Request — List each line of the data that holds the string "title".

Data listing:
* Start *

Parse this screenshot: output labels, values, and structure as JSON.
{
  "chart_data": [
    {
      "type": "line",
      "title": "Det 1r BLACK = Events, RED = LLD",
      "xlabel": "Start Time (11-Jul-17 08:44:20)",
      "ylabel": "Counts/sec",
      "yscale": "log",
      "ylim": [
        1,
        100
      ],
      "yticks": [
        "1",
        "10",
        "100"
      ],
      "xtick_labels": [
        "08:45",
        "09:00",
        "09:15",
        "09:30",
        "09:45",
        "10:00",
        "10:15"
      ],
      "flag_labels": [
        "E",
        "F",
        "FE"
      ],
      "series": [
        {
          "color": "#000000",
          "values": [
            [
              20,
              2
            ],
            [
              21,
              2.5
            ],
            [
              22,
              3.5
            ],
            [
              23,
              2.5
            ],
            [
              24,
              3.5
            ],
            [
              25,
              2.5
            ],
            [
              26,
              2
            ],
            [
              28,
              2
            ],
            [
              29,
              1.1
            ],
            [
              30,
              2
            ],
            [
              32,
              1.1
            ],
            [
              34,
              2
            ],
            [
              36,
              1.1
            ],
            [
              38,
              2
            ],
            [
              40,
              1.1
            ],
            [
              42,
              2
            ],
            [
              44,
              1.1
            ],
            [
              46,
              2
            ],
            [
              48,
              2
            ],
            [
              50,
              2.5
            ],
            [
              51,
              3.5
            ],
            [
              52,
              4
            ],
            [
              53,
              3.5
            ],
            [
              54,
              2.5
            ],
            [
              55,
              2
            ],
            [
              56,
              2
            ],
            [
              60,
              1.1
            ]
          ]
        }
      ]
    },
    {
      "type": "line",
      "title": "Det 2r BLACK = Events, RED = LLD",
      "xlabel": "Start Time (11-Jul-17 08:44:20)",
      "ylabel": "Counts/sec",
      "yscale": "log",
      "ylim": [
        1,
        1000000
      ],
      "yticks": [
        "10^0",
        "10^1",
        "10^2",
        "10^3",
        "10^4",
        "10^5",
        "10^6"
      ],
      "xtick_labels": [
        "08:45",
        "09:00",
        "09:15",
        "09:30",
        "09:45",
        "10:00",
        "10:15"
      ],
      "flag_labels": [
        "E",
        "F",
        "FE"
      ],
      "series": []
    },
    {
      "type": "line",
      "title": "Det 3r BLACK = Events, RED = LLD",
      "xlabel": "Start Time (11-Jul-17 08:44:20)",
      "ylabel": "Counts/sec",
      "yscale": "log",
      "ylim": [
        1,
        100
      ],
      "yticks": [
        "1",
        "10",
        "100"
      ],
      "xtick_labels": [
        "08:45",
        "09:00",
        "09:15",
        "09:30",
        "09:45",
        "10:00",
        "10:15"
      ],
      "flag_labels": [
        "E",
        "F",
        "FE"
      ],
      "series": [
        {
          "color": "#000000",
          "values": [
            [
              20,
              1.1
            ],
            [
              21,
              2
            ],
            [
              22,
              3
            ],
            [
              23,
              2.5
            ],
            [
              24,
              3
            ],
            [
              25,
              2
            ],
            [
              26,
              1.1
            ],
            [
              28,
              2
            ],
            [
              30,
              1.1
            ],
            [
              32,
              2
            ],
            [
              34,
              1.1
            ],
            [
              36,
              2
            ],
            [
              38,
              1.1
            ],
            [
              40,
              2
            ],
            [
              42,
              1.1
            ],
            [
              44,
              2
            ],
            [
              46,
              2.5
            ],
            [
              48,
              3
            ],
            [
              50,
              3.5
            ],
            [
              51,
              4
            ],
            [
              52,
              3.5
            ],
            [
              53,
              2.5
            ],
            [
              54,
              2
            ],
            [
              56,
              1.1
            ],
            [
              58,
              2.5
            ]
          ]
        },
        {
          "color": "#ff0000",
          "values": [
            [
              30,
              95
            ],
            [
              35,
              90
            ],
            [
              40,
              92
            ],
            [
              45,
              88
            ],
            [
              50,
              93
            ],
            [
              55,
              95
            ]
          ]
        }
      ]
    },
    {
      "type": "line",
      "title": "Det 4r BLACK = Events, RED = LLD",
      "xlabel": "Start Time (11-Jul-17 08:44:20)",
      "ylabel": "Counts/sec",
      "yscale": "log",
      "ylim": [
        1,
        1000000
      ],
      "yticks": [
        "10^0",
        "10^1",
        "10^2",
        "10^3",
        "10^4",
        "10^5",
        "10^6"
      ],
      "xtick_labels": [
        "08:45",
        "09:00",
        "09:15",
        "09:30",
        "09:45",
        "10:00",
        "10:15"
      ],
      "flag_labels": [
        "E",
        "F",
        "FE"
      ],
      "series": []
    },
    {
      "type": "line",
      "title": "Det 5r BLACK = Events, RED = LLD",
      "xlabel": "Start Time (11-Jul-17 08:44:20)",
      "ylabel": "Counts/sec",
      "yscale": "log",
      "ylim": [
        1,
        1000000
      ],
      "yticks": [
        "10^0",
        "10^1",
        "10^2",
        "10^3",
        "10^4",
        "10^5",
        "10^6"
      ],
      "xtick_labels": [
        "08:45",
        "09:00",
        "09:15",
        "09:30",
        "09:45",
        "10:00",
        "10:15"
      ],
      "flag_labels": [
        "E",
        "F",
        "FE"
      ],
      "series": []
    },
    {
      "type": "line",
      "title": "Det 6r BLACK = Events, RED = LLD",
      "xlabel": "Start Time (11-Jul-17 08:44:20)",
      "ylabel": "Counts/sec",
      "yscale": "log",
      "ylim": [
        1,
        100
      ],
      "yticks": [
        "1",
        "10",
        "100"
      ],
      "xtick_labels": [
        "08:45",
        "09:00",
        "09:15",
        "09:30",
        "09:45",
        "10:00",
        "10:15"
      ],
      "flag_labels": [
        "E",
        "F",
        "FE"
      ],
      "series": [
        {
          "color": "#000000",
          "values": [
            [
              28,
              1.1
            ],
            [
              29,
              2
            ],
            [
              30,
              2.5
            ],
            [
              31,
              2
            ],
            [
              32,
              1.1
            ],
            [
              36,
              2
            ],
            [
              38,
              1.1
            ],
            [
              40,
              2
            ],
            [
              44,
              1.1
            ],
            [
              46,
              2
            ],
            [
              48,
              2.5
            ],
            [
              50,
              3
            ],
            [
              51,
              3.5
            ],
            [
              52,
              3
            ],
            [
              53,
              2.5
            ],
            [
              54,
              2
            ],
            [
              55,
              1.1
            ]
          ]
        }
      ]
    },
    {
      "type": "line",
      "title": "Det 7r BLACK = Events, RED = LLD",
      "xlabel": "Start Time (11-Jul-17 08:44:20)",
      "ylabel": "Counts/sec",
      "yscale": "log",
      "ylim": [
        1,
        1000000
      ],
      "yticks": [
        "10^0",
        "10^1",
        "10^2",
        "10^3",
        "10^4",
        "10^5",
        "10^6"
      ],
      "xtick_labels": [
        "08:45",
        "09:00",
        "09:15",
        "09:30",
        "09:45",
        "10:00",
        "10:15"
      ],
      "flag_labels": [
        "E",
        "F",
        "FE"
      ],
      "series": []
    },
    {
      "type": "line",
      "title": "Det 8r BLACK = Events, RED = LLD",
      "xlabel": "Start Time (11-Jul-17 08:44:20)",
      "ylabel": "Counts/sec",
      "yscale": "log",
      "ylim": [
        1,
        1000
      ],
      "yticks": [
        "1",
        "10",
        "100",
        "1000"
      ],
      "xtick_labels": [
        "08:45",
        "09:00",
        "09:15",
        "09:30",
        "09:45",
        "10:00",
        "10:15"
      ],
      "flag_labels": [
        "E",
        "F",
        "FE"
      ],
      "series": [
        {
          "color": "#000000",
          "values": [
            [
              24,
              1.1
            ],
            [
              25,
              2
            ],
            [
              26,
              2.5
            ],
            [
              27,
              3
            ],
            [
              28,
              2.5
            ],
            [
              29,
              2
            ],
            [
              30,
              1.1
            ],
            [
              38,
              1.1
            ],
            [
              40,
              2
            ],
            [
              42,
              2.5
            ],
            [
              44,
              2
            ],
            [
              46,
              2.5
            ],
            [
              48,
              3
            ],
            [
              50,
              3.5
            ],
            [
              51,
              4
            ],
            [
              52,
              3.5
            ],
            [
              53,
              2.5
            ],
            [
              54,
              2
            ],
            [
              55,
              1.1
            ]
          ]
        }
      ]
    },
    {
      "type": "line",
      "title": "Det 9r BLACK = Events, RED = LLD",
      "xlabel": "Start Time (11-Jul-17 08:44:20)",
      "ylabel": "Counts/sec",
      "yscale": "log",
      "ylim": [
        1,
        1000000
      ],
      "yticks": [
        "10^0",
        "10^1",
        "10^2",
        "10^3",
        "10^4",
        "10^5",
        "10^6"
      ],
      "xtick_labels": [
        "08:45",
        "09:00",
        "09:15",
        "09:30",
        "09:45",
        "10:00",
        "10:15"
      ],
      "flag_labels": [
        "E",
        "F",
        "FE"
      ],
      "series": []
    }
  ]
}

* End *

Solution to this task —
      "title": "Det 1r BLACK = Events, RED = LLD",
      "title": "Det 2r BLACK = Events, RED = LLD",
      "title": "Det 3r BLACK = Events, RED = LLD",
      "title": "Det 4r BLACK = Events, RED = LLD",
      "title": "Det 5r BLACK = Events, RED = LLD",
      "title": "Det 6r BLACK = Events, RED = LLD",
      "title": "Det 7r BLACK = Events, RED = LLD",
      "title": "Det 8r BLACK = Events, RED = LLD",
      "title": "Det 9r BLACK = Events, RED = LLD",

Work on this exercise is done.